--- START OF INPUT ---
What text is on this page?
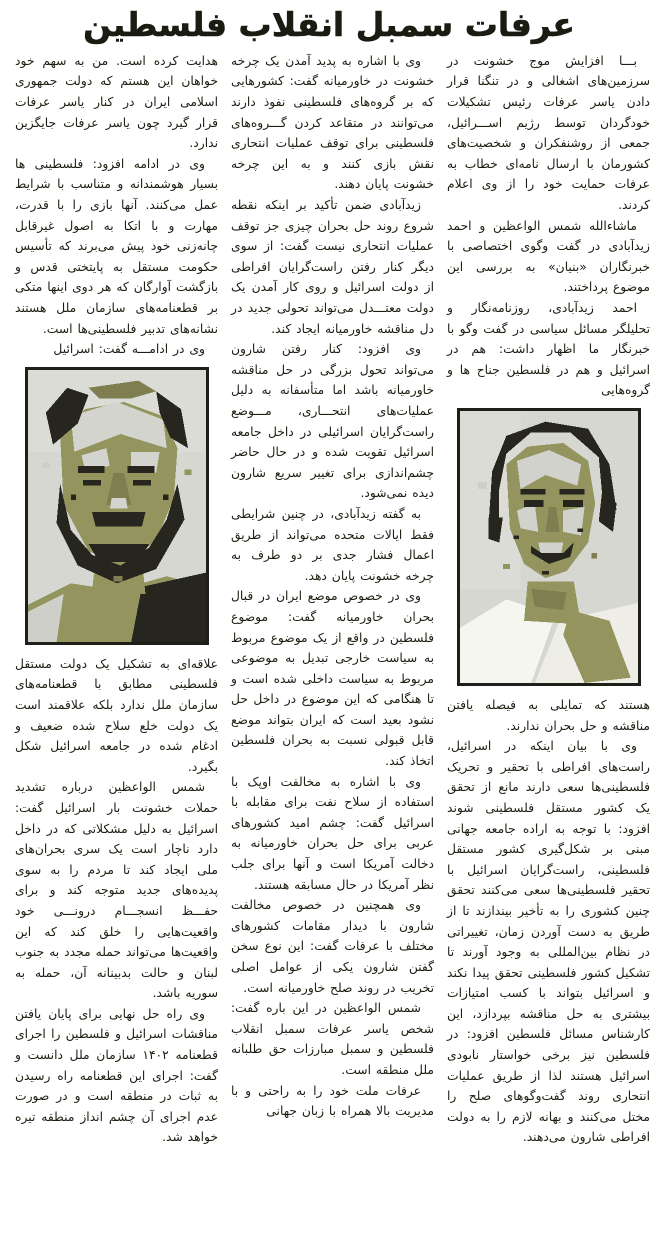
عرفات سمبل انقلاب فلسطین

بـــا افزایش موج خشونت در سرزمین‌های اشغالی و در تنگنا قرار دادن یاسر عرفات رئیس تشکیلات خودگردان توسط رژیم اســـرائیل، جمعی از روشنفکران و شخصیت‌های کشورمان با ارسال نامه‌ای خطاب به عرفات حمایت خود را از وی اعلام کردند.

ماشاءالله شمس الواعظین و احمد زیدآبادی در گفت وگوی اختصاصی با خبرنگاران «بنیان» به بررسی این موضوع پرداختند.

احمد زیدآبادی، روزنامه‌نگار و تحلیلگر مسائل سیاسی در گفت وگو با خبرنگار ما اظهار داشت: هم در اسرائیل و هم در فلسطین جناح ها و گروه‌هایی

هستند که تمایلی به فیصله یافتن مناقشه و حل بحران ندارند.

وی با بیان اینکه در اسرائیل، راست‌های افراطی با تحقیر و تحریک فلسطینی‌ها سعی دارند مانع از تحقق یک کشور مستقل فلسطینی شوند افزود: با توجه به اراده جامعه جهانی مبنی بر شکل‌گیری کشور مستقل فلسطینی، راست‌گرایان اسرائیل با تحقیر فلسطینی‌ها سعی می‌کنند تحقق چنین کشوری را به تأخیر بیندازند تا از طریق به دست آوردن زمان، تغییراتی در نظام بین‌المللی به وجود آورند تا تشکیل کشور فلسطینی تحقق پیدا نکند و اسرائیل بتواند با کسب امتیازات بیشتری به حل مناقشه بپردازد، این کارشناس مسائل فلسطین افزود: در فلسطین نیز برخی خواستار نابودی اسرائیل هستند لذا از طریق عملیات انتحاری روند گفت‌وگوهای صلح را مختل می‌کنند و بهانه لازم را به دولت افراطی شارون می‌دهند.

وی با اشاره به پدید آمدن یک چرخه خشونت در خاورمیانه گفت: کشورهایی که بر گروه‌های فلسطینی نفوذ دارند می‌توانند در متقاعد کردن گـــروه‌های فلسطینی برای توقف عملیات انتحاری نقش بازی کنند و به این چرخه خشونت پایان دهند.

زیدآبادی ضمن تأکید بر اینکه نقطه شروع روند حل بحران چیزی جز توقف عملیات انتحاری نیست گفت: از سوی دیگر کنار رفتن راست‌گرایان افراطی از دولت اسرائیل و روی کار آمدن یک دولت معتـــدل می‌تواند تحولی جدید در دل مناقشه خاورمیانه ایجاد کند.

وی افزود: کنار رفتن شارون می‌تواند تحول بزرگی در حل مناقشه خاورمیانه باشد اما متأسفانه به دلیل عملیات‌های انتحـــاری، مـــوضع راست‌گرایان اسرائیلی در داخل جامعه اسرائیل تقویت شده و در حال حاضر چشم‌اندازی برای تغییر سریع شارون دیده نمی‌شود.

به گفته زیدآبادی، در چنین شرایطی فقط ایالات متحده می‌تواند از طریق اعمال فشار جدی بر دو طرف به چرخه خشونت پایان دهد.

وی در خصوص موضع ایران در قبال بحران خاورمیانه گفت: موضوع فلسطین در واقع از یک موضوع مربوط به سیاست خارجی تبدیل به موضوعی مربوط به سیاست داخلی شده است و تا هنگامی که این موضوع در داخل حل نشود بعید است که ایران بتواند موضع قابل قبولی نسبت به بحران فلسطین اتخاذ کند.

وی با اشاره به مخالفت اوپک با استفاده از سلاح نفت برای مقابله با اسرائیل گفت: چشم امید کشورهای عربی برای حل بحران خاورمیانه به دخالت آمریکا است و آنها برای جلب نظر آمریکا در حال مسابقه هستند.

وی همچنین در خصوص مخالفت شارون با دیدار مقامات کشورهای مختلف با عرفات گفت: این نوع سخن گفتن شارون یکی از عوامل اصلی تخریب در روند صلح خاورمیانه است.

شمس الواعظین در این باره گفت: شخص یاسر عرفات سمبل انقلاب فلسطین و سمبل مبارزات حق طلبانه ملل منطقه است.

عرفات ملت خود را به راحتی و با مدیریت بالا همراه با زبان جهانی

هدایت کرده است. من به سهم خود خواهان این هستم که دولت جمهوری اسلامی ایران در کنار یاسر عرفات قرار گیرد چون یاسر عرفات جایگزین ندارد.

وی در ادامه افزود: فلسطینی ها بسیار هوشمندانه و متناسب با شرایط عمل می‌کنند. آنها بازی را با قدرت، مهارت و با اتکا به اصول غیرقابل چانه‌زنی خود پیش می‌برند که تأسیس حکومت مستقل به پایتختی قدس و بازگشت آوارگان که هر دوی اینها متکی بر قطعنامه‌های سازمان ملل هستند نشانه‌های تدبیر فلسطینی‌ها است.

وی در ادامـــه گفت: اسرائیل

علاقه‌ای به تشکیل یک دولت مستقل فلسطینی مطابق با قطعنامه‌های سازمان ملل ندارد بلکه علاقمند است یک دولت خلع سلاح شده ضعیف و ادغام شده در جامعه اسرائیل شکل بگیرد.

شمس الواعظین درباره تشدید حملات خشونت بار اسرائیل گفت: اسرائیل به دلیل مشکلاتی که در داخل دارد ناچار است یک سری بحران‌های ملی ایجاد کند تا مردم را به سوی پدیده‌های جدید متوجه کند و برای حفـــظ انسجـــام درونـــی خود واقعیت‌هایی را خلق کند که این واقعیت‌ها می‌تواند حمله مجدد به جنوب لبنان و حالت بدبینانه آن، حمله به سوریه باشد.

وی راه حل نهایی برای پایان یافتن مناقشات اسرائیل و فلسطین را اجرای قطعنامه ۱۴۰۲ سازمان ملل دانست و گفت: اجرای این قطعنامه راه رسیدن به ثبات در منطقه است و در صورت عدم اجرای آن چشم انداز منطقه تیره خواهد شد.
--- END OF INPUT ---
PROBLEM: Give back the whole listing as it stands, minus its pictures.

FULL SOLUTION:
What text is on this page?
عرفات سمبل انقلاب فلسطین

بـــا افزایش موج خشونت در سرزمین‌های اشغالی و در تنگنا قرار دادن یاسر عرفات رئیس تشکیلات خودگردان توسط رژیم اســـرائیل، جمعی از روشنفکران و شخصیت‌های کشورمان با ارسال نامه‌ای خطاب به عرفات حمایت خود را از وی اعلام کردند.

ماشاءالله شمس الواعظین و احمد زیدآبادی در گفت وگوی اختصاصی با خبرنگاران «بنیان» به بررسی این موضوع پرداختند.

احمد زیدآبادی، روزنامه‌نگار و تحلیلگر مسائل سیاسی در گفت وگو با خبرنگار ما اظهار داشت: هم در اسرائیل و هم در فلسطین جناح ها و گروه‌هایی

هستند که تمایلی به فیصله یافتن مناقشه و حل بحران ندارند.

وی با بیان اینکه در اسرائیل، راست‌های افراطی با تحقیر و تحریک فلسطینی‌ها سعی دارند مانع از تحقق یک کشور مستقل فلسطینی شوند افزود: با توجه به اراده جامعه جهانی مبنی بر شکل‌گیری کشور مستقل فلسطینی، راست‌گرایان اسرائیل با تحقیر فلسطینی‌ها سعی می‌کنند تحقق چنین کشوری را به تأخیر بیندازند تا از طریق به دست آوردن زمان، تغییراتی در نظام بین‌المللی به وجود آورند تا تشکیل کشور فلسطینی تحقق پیدا نکند و اسرائیل بتواند با کسب امتیازات بیشتری به حل مناقشه بپردازد، این کارشناس مسائل فلسطین افزود: در فلسطین نیز برخی خواستار نابودی اسرائیل هستند لذا از طریق عملیات انتحاری روند گفت‌وگوهای صلح را مختل می‌کنند و بهانه لازم را به دولت افراطی شارون می‌دهند.

وی با اشاره به پدید آمدن یک چرخه خشونت در خاورمیانه گفت: کشورهایی که بر گروه‌های فلسطینی نفوذ دارند می‌توانند در متقاعد کردن گـــروه‌های فلسطینی برای توقف عملیات انتحاری نقش بازی کنند و به این چرخه خشونت پایان دهند.

زیدآبادی ضمن تأکید بر اینکه نقطه شروع روند حل بحران چیزی جز توقف عملیات انتحاری نیست گفت: از سوی دیگر کنار رفتن راست‌گرایان افراطی از دولت اسرائیل و روی کار آمدن یک دولت معتـــدل می‌تواند تحولی جدید در دل مناقشه خاورمیانه ایجاد کند.

وی افزود: کنار رفتن شارون می‌تواند تحول بزرگی در حل مناقشه خاورمیانه باشد اما متأسفانه به دلیل عملیات‌های انتحـــاری، مـــوضع راست‌گرایان اسرائیلی در داخل جامعه اسرائیل تقویت شده و در حال حاضر چشم‌اندازی برای تغییر سریع شارون دیده نمی‌شود.

به گفته زیدآبادی، در چنین شرایطی فقط ایالات متحده می‌تواند از طریق اعمال فشار جدی بر دو طرف به چرخه خشونت پایان دهد.

وی در خصوص موضع ایران در قبال بحران خاورمیانه گفت: موضوع فلسطین در واقع از یک موضوع مربوط به سیاست خارجی تبدیل به موضوعی مربوط به سیاست داخلی شده است و تا هنگامی که این موضوع در داخل حل نشود بعید است که ایران بتواند موضع قابل قبولی نسبت به بحران فلسطین اتخاذ کند.

وی با اشاره به مخالفت اوپک با استفاده از سلاح نفت برای مقابله با اسرائیل گفت: چشم امید کشورهای عربی برای حل بحران خاورمیانه به دخالت آمریکا است و آنها برای جلب نظر آمریکا در حال مسابقه هستند.

وی همچنین در خصوص مخالفت شارون با دیدار مقامات کشورهای مختلف با عرفات گفت: این نوع سخن گفتن شارون یکی از عوامل اصلی تخریب در روند صلح خاورمیانه است.

شمس الواعظین در این باره گفت: شخص یاسر عرفات سمبل انقلاب فلسطین و سمبل مبارزات حق طلبانه ملل منطقه است.

عرفات ملت خود را به راحتی و با مدیریت بالا همراه با زبان جهانی

هدایت کرده است. من به سهم خود خواهان این هستم که دولت جمهوری اسلامی ایران در کنار یاسر عرفات قرار گیرد چون یاسر عرفات جایگزین ندارد.

وی در ادامه افزود: فلسطینی ها بسیار هوشمندانه و متناسب با شرایط عمل می‌کنند. آنها بازی را با قدرت، مهارت و با اتکا به اصول غیرقابل چانه‌زنی خود پیش می‌برند که تأسیس حکومت مستقل به پایتختی قدس و بازگشت آوارگان که هر دوی اینها متکی بر قطعنامه‌های سازمان ملل هستند نشانه‌های تدبیر فلسطینی‌ها است.

وی در ادامـــه گفت: اسرائیل

علاقه‌ای به تشکیل یک دولت مستقل فلسطینی مطابق با قطعنامه‌های سازمان ملل ندارد بلکه علاقمند است یک دولت خلع سلاح شده ضعیف و ادغام شده در جامعه اسرائیل شکل بگیرد.

شمس الواعظین درباره تشدید حملات خشونت بار اسرائیل گفت: اسرائیل به دلیل مشکلاتی که در داخل دارد ناچار است یک سری بحران‌های ملی ایجاد کند تا مردم را به سوی پدیده‌های جدید متوجه کند و برای حفـــظ انسجـــام درونـــی خود واقعیت‌هایی را خلق کند که این واقعیت‌ها می‌تواند حمله مجدد به جنوب لبنان و حالت بدبینانه آن، حمله به سوریه باشد.

وی راه حل نهایی برای پایان یافتن مناقشات اسرائیل و فلسطین را اجرای قطعنامه ۱۴۰۲ سازمان ملل دانست و گفت: اجرای این قطعنامه راه رسیدن به ثبات در منطقه است و در صورت عدم اجرای آن چشم انداز منطقه تیره خواهد شد.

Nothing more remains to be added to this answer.